§ Problem description: Give every line of the material again, exactly as written.

********************

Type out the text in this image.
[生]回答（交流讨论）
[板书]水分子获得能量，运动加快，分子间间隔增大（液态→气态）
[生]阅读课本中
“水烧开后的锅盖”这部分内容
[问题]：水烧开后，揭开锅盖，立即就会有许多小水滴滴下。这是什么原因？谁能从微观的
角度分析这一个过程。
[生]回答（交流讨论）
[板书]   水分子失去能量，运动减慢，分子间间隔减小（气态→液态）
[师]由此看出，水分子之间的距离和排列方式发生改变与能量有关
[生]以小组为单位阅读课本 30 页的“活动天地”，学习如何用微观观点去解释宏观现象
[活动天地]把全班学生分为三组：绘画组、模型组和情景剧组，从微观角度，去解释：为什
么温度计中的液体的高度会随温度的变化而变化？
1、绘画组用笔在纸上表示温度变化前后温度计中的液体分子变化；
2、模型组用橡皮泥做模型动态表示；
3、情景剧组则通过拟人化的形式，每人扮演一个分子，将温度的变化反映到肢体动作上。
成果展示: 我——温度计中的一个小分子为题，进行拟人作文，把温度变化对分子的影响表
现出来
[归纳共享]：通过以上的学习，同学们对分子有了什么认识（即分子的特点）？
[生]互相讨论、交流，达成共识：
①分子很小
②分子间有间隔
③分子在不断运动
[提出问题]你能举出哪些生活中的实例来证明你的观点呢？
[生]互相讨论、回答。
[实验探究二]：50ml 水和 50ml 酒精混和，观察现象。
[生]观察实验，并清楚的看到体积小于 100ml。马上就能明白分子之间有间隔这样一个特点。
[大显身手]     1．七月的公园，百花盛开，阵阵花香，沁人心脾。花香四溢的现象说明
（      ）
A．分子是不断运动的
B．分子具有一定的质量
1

********************

§ Response for this exercise:
Type out the text in this image.
[生]回答（交流讨论）
[板书]水分子获得能量，运动加快，分子间间隔增大（液态→气态）
[生]阅读课本中
“水烧开后的锅盖”这部分内容
[问题]：水烧开后，揭开锅盖，立即就会有许多小水滴滴下。这是什么原因？谁能从微观的
角度分析这一个过程。
[生]回答（交流讨论）
[板书]   水分子失去能量，运动减慢，分子间间隔减小（气态→液态）
[师]由此看出，水分子之间的距离和排列方式发生改变与能量有关
[生]以小组为单位阅读课本 30 页的“活动天地”，学习如何用微观观点去解释宏观现象
[活动天地]把全班学生分为三组：绘画组、模型组和情景剧组，从微观角度，去解释：为什
么温度计中的液体的高度会随温度的变化而变化？
1、绘画组用笔在纸上表示温度变化前后温度计中的液体分子变化；
2、模型组用橡皮泥做模型动态表示；
3、情景剧组则通过拟人化的形式，每人扮演一个分子，将温度的变化反映到肢体动作上。
成果展示: 我——温度计中的一个小分子为题，进行拟人作文，把温度变化对分子的影响表
现出来
[归纳共享]：通过以上的学习，同学们对分子有了什么认识（即分子的特点）？
[生]互相讨论、交流，达成共识：
①分子很小
②分子间有间隔
③分子在不断运动
[提出问题]你能举出哪些生活中的实例来证明你的观点呢？
[生]互相讨论、回答。
[实验探究二]：50ml 水和 50ml 酒精混和，观察现象。
[生]观察实验，并清楚的看到体积小于 100ml。马上就能明白分子之间有间隔这样一个特点。
[大显身手]     1．七月的公园，百花盛开，阵阵花香，沁人心脾。花香四溢的现象说明
（      ）
A．分子是不断运动的
B．分子具有一定的质量
1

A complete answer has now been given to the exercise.